[Dataset items]
########

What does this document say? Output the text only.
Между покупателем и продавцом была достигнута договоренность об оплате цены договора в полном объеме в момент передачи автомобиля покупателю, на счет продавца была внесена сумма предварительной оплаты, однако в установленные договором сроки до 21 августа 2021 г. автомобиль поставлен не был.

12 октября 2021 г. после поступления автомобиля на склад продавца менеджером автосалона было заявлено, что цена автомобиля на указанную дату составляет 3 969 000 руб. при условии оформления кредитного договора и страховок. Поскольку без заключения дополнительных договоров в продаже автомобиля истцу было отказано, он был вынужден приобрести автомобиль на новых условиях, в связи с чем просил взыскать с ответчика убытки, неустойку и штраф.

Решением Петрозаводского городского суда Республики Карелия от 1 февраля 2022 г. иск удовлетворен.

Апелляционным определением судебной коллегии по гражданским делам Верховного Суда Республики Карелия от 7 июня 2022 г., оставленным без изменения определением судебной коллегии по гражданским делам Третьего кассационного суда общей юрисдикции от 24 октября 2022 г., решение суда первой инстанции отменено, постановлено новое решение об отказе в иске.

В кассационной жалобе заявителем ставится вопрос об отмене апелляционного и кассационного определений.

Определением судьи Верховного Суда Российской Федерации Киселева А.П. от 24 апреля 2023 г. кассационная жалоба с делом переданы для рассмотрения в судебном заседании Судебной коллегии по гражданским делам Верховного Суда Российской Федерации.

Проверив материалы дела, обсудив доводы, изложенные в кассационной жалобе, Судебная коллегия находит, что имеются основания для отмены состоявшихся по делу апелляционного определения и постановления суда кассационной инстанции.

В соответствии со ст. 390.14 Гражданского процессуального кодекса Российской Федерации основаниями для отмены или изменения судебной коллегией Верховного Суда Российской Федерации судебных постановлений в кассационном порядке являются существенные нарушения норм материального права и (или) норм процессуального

########

The data above must be returned in full, exactly as written.

What does this document say? Output the text only.
Между покупателем и продавцом была достигнута договоренность об оплате цены договора в полном объеме в момент передачи автомобиля покупателю, на счет продавца была внесена сумма предварительной оплаты, однако в установленные договором сроки до 21 августа 2021 г. автомобиль поставлен не был.

12 октября 2021 г. после поступления автомобиля на склад продавца менеджером автосалона было заявлено, что цена автомобиля на указанную дату составляет 3 969 000 руб. при условии оформления кредитного договора и страховок. Поскольку без заключения дополнительных договоров в продаже автомобиля истцу было отказано, он был вынужден приобрести автомобиль на новых условиях, в связи с чем просил взыскать с ответчика убытки, неустойку и штраф.

Решением Петрозаводского городского суда Республики Карелия от 1 февраля 2022 г. иск удовлетворен.

Апелляционным определением судебной коллегии по гражданским делам Верховного Суда Республики Карелия от 7 июня 2022 г., оставленным без изменения определением судебной коллегии по гражданским делам Третьего кассационного суда общей юрисдикции от 24 октября 2022 г., решение суда первой инстанции отменено, постановлено новое решение об отказе в иске.

В кассационной жалобе заявителем ставится вопрос об отмене апелляционного и кассационного определений.

Определением судьи Верховного Суда Российской Федерации Киселева А.П. от 24 апреля 2023 г. кассационная жалоба с делом переданы для рассмотрения в судебном заседании Судебной коллегии по гражданским делам Верховного Суда Российской Федерации.

Проверив материалы дела, обсудив доводы, изложенные в кассационной жалобе, Судебная коллегия находит, что имеются основания для отмены состоявшихся по делу апелляционного определения и постановления суда кассационной инстанции.

В соответствии со ст. 390.14 Гражданского процессуального кодекса Российской Федерации основаниями для отмены или изменения судебной коллегией Верховного Суда Российской Федерации судебных постановлений в кассационном порядке являются существенные нарушения норм материального права и (или) норм процессуального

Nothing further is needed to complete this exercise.